** START **

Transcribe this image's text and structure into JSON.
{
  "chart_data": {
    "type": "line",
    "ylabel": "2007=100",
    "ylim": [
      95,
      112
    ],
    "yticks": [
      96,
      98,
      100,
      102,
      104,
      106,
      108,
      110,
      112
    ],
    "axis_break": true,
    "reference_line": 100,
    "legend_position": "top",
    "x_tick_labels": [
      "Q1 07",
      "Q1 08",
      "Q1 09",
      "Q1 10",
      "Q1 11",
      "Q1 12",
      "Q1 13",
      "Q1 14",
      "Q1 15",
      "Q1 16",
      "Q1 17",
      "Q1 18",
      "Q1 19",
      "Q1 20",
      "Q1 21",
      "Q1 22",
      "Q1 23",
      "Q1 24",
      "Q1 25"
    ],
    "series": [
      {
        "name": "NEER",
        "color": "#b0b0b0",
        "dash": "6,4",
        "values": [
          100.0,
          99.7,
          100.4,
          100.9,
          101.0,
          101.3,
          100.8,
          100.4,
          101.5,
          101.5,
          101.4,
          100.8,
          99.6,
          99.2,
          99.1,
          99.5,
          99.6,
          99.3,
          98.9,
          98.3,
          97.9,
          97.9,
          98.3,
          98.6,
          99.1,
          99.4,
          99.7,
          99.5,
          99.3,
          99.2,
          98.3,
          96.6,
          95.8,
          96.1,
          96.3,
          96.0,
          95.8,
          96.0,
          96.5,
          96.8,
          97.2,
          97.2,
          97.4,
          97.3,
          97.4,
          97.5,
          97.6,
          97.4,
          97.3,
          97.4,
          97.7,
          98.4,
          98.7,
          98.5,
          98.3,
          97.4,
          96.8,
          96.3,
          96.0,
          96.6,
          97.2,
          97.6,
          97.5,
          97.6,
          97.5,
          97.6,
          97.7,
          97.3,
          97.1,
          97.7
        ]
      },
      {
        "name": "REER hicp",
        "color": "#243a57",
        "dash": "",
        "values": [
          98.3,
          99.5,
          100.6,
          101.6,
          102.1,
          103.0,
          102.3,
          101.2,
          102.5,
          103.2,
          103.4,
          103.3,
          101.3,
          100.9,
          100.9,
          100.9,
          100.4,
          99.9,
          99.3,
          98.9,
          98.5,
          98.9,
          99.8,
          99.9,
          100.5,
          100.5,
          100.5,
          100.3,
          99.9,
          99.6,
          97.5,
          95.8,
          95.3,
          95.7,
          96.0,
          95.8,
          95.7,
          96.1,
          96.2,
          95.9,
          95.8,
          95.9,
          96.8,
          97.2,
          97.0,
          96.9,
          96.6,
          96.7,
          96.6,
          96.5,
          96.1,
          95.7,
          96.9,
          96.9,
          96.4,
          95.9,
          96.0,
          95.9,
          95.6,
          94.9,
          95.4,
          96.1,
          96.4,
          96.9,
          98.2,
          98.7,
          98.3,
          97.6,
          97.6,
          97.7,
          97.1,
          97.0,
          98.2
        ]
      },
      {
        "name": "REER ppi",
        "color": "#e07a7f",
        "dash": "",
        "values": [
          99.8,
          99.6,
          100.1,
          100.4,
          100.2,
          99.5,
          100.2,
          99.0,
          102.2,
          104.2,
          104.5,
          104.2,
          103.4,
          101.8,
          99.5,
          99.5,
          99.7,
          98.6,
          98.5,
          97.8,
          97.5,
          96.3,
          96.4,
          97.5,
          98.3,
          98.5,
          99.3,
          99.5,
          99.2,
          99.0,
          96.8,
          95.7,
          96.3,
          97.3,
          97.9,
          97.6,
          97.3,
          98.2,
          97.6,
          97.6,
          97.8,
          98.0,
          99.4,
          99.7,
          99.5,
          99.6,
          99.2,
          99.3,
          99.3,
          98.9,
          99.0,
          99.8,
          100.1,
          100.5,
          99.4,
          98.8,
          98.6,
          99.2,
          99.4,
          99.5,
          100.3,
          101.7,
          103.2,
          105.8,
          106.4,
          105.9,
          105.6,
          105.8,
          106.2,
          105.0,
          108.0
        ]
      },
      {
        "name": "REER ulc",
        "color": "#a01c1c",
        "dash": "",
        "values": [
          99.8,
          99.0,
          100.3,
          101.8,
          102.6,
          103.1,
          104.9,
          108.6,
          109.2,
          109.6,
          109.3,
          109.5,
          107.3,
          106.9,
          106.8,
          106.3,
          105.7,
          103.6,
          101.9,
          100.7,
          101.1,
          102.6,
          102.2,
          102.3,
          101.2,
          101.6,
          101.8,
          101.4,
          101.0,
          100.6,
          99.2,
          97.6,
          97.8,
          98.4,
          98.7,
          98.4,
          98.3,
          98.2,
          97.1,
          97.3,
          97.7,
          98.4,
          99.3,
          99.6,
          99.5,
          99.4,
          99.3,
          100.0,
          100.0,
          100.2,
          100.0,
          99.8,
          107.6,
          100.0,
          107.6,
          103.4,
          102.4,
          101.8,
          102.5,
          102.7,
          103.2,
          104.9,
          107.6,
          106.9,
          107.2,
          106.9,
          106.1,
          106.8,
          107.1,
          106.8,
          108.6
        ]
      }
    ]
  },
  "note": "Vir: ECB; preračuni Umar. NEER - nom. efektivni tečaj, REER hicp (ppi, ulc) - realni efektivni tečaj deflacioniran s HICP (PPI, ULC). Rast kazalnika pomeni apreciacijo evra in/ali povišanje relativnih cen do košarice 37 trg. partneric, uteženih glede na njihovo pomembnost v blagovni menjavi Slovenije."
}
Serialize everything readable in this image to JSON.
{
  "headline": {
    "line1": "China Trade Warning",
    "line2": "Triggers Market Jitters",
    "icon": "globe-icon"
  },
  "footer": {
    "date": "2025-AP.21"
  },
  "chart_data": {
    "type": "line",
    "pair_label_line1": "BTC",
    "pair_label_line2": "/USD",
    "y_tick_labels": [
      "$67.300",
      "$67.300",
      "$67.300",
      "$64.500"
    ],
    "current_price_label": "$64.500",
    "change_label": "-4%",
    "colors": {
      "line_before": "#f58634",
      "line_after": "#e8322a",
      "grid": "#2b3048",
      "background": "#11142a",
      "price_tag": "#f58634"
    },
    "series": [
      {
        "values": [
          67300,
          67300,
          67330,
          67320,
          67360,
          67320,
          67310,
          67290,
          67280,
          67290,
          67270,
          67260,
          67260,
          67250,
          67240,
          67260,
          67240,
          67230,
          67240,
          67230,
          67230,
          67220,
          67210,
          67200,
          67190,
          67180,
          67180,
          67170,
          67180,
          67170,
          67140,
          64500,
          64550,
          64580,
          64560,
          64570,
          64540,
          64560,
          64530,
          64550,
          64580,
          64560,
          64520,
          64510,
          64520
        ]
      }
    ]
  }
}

** END **

Set down the listing in full, keeping every word exactly as it is.

FULL OUTPUT:
Transcribe this image's text and structure into JSON.
{
  "chart_data": {
    "type": "line",
    "ylabel": "2007=100",
    "ylim": [
      95,
      112
    ],
    "yticks": [
      96,
      98,
      100,
      102,
      104,
      106,
      108,
      110,
      112
    ],
    "axis_break": true,
    "reference_line": 100,
    "legend_position": "top",
    "x_tick_labels": [
      "Q1 07",
      "Q1 08",
      "Q1 09",
      "Q1 10",
      "Q1 11",
      "Q1 12",
      "Q1 13",
      "Q1 14",
      "Q1 15",
      "Q1 16",
      "Q1 17",
      "Q1 18",
      "Q1 19",
      "Q1 20",
      "Q1 21",
      "Q1 22",
      "Q1 23",
      "Q1 24",
      "Q1 25"
    ],
    "series": [
      {
        "name": "NEER",
        "color": "#b0b0b0",
        "dash": "6,4",
        "values": [
          100.0,
          99.7,
          100.4,
          100.9,
          101.0,
          101.3,
          100.8,
          100.4,
          101.5,
          101.5,
          101.4,
          100.8,
          99.6,
          99.2,
          99.1,
          99.5,
          99.6,
          99.3,
          98.9,
          98.3,
          97.9,
          97.9,
          98.3,
          98.6,
          99.1,
          99.4,
          99.7,
          99.5,
          99.3,
          99.2,
          98.3,
          96.6,
          95.8,
          96.1,
          96.3,
          96.0,
          95.8,
          96.0,
          96.5,
          96.8,
          97.2,
          97.2,
          97.4,
          97.3,
          97.4,
          97.5,
          97.6,
          97.4,
          97.3,
          97.4,
          97.7,
          98.4,
          98.7,
          98.5,
          98.3,
          97.4,
          96.8,
          96.3,
          96.0,
          96.6,
          97.2,
          97.6,
          97.5,
          97.6,
          97.5,
          97.6,
          97.7,
          97.3,
          97.1,
          97.7
        ]
      },
      {
        "name": "REER hicp",
        "color": "#243a57",
        "dash": "",
        "values": [
          98.3,
          99.5,
          100.6,
          101.6,
          102.1,
          103.0,
          102.3,
          101.2,
          102.5,
          103.2,
          103.4,
          103.3,
          101.3,
          100.9,
          100.9,
          100.9,
          100.4,
          99.9,
          99.3,
          98.9,
          98.5,
          98.9,
          99.8,
          99.9,
          100.5,
          100.5,
          100.5,
          100.3,
          99.9,
          99.6,
          97.5,
          95.8,
          95.3,
          95.7,
          96.0,
          95.8,
          95.7,
          96.1,
          96.2,
          95.9,
          95.8,
          95.9,
          96.8,
          97.2,
          97.0,
          96.9,
          96.6,
          96.7,
          96.6,
          96.5,
          96.1,
          95.7,
          96.9,
          96.9,
          96.4,
          95.9,
          96.0,
          95.9,
          95.6,
          94.9,
          95.4,
          96.1,
          96.4,
          96.9,
          98.2,
          98.7,
          98.3,
          97.6,
          97.6,
          97.7,
          97.1,
          97.0,
          98.2
        ]
      },
      {
        "name": "REER ppi",
        "color": "#e07a7f",
        "dash": "",
        "values": [
          99.8,
          99.6,
          100.1,
          100.4,
          100.2,
          99.5,
          100.2,
          99.0,
          102.2,
          104.2,
          104.5,
          104.2,
          103.4,
          101.8,
          99.5,
          99.5,
          99.7,
          98.6,
          98.5,
          97.8,
          97.5,
          96.3,
          96.4,
          97.5,
          98.3,
          98.5,
          99.3,
          99.5,
          99.2,
          99.0,
          96.8,
          95.7,
          96.3,
          97.3,
          97.9,
          97.6,
          97.3,
          98.2,
          97.6,
          97.6,
          97.8,
          98.0,
          99.4,
          99.7,
          99.5,
          99.6,
          99.2,
          99.3,
          99.3,
          98.9,
          99.0,
          99.8,
          100.1,
          100.5,
          99.4,
          98.8,
          98.6,
          99.2,
          99.4,
          99.5,
          100.3,
          101.7,
          103.2,
          105.8,
          106.4,
          105.9,
          105.6,
          105.8,
          106.2,
          105.0,
          108.0
        ]
      },
      {
        "name": "REER ulc",
        "color": "#a01c1c",
        "dash": "",
        "values": [
          99.8,
          99.0,
          100.3,
          101.8,
          102.6,
          103.1,
          104.9,
          108.6,
          109.2,
          109.6,
          109.3,
          109.5,
          107.3,
          106.9,
          106.8,
          106.3,
          105.7,
          103.6,
          101.9,
          100.7,
          101.1,
          102.6,
          102.2,
          102.3,
          101.2,
          101.6,
          101.8,
          101.4,
          101.0,
          100.6,
          99.2,
          97.6,
          97.8,
          98.4,
          98.7,
          98.4,
          98.3,
          98.2,
          97.1,
          97.3,
          97.7,
          98.4,
          99.3,
          99.6,
          99.5,
          99.4,
          99.3,
          100.0,
          100.0,
          100.2,
          100.0,
          99.8,
          107.6,
          100.0,
          107.6,
          103.4,
          102.4,
          101.8,
          102.5,
          102.7,
          103.2,
          104.9,
          107.6,
          106.9,
          107.2,
          106.9,
          106.1,
          106.8,
          107.1,
          106.8,
          108.6
        ]
      }
    ]
  },
  "note": "Vir: ECB; preračuni Umar. NEER - nom. efektivni tečaj, REER hicp (ppi, ulc) - realni efektivni tečaj deflacioniran s HICP (PPI, ULC). Rast kazalnika pomeni apreciacijo evra in/ali povišanje relativnih cen do košarice 37 trg. partneric, uteženih glede na njihovo pomembnost v blagovni menjavi Slovenije."
}
Serialize everything readable in this image to JSON.
{
  "headline": {
    "line1": "China Trade Warning",
    "line2": "Triggers Market Jitters",
    "icon": "globe-icon"
  },
  "footer": {
    "date": "2025-AP.21"
  },
  "chart_data": {
    "type": "line",
    "pair_label_line1": "BTC",
    "pair_label_line2": "/USD",
    "y_tick_labels": [
      "$67.300",
      "$67.300",
      "$67.300",
      "$64.500"
    ],
    "current_price_label": "$64.500",
    "change_label": "-4%",
    "colors": {
      "line_before": "#f58634",
      "line_after": "#e8322a",
      "grid": "#2b3048",
      "background": "#11142a",
      "price_tag": "#f58634"
    },
    "series": [
      {
        "values": [
          67300,
          67300,
          67330,
          67320,
          67360,
          67320,
          67310,
          67290,
          67280,
          67290,
          67270,
          67260,
          67260,
          67250,
          67240,
          67260,
          67240,
          67230,
          67240,
          67230,
          67230,
          67220,
          67210,
          67200,
          67190,
          67180,
          67180,
          67170,
          67180,
          67170,
          67140,
          64500,
          64550,
          64580,
          64560,
          64570,
          64540,
          64560,
          64530,
          64550,
          64580,
          64560,
          64520,
          64510,
          64520
        ]
      }
    ]
  }
}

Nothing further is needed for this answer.